WRITTEN REQUEST:
Search the listing below for the string "this" and show each line that contains it.

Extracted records
──────
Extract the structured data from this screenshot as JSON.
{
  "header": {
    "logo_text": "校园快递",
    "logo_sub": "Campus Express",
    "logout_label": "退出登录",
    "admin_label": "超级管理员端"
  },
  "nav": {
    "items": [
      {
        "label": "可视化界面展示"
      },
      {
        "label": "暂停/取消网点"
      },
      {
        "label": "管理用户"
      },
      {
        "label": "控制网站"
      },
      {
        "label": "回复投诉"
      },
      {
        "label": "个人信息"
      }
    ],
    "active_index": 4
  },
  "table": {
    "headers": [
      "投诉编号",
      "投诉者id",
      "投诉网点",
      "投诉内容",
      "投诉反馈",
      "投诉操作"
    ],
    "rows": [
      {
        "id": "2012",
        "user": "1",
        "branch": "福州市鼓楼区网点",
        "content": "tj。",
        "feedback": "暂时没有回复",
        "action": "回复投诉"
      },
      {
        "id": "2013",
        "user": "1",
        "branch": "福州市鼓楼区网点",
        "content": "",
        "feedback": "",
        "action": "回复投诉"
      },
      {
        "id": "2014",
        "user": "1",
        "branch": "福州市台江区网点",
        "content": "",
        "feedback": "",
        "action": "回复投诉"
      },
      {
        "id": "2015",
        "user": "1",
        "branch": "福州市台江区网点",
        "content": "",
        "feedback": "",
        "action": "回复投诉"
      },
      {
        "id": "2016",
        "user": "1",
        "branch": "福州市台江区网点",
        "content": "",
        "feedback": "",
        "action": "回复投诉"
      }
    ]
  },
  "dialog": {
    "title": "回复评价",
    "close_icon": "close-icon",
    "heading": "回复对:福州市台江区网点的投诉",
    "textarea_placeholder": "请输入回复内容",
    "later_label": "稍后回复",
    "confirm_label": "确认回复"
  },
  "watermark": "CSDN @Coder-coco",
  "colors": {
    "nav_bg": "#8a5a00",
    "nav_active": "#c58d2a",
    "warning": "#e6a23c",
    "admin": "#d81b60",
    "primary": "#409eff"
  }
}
──────
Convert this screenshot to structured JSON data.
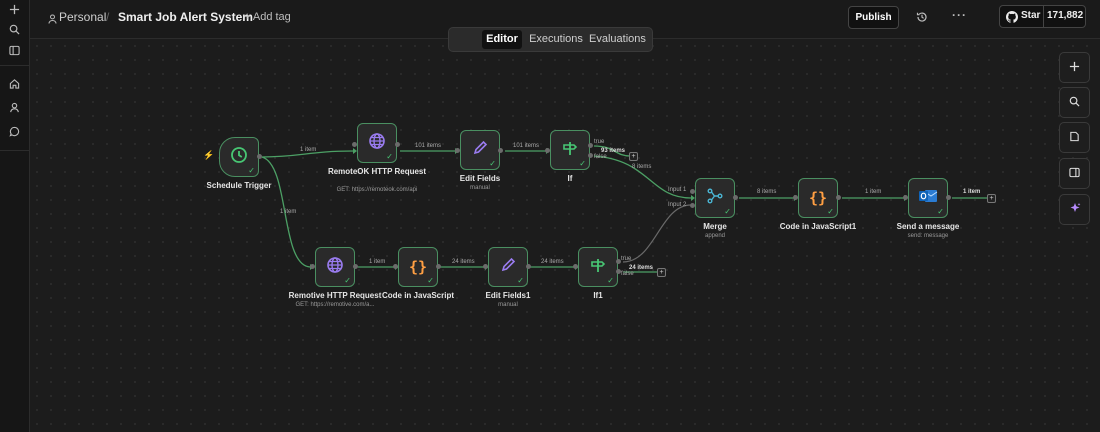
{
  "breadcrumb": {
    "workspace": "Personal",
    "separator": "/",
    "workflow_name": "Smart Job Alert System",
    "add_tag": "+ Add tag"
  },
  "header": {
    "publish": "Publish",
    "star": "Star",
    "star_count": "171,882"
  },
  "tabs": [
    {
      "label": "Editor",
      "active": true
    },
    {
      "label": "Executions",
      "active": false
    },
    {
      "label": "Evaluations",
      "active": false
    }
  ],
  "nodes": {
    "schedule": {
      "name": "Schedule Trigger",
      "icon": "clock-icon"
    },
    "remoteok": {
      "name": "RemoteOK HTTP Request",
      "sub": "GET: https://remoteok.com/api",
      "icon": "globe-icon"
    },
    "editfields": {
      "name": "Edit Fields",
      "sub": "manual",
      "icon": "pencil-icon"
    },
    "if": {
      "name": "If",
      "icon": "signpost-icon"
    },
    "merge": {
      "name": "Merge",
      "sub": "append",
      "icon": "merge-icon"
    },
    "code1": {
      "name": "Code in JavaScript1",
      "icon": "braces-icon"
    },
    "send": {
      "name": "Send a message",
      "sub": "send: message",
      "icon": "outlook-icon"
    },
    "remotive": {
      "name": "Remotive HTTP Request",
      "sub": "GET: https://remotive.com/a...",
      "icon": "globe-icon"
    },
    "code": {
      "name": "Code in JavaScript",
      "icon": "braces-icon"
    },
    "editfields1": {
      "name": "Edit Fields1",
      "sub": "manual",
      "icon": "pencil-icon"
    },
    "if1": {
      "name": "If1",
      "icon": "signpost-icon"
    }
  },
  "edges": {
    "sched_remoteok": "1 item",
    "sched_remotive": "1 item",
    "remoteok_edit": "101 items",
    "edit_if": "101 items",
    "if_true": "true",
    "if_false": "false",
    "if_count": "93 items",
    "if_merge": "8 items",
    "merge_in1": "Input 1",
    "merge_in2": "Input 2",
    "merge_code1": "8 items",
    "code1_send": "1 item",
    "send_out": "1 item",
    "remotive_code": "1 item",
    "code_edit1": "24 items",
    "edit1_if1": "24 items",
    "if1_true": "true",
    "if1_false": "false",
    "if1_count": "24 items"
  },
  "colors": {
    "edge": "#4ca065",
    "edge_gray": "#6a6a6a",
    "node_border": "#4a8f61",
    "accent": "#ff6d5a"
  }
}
──────
CORRECT ANSWER:
Extract the structured data from this screenshot as JSON.
Convert this screenshot to structured JSON data.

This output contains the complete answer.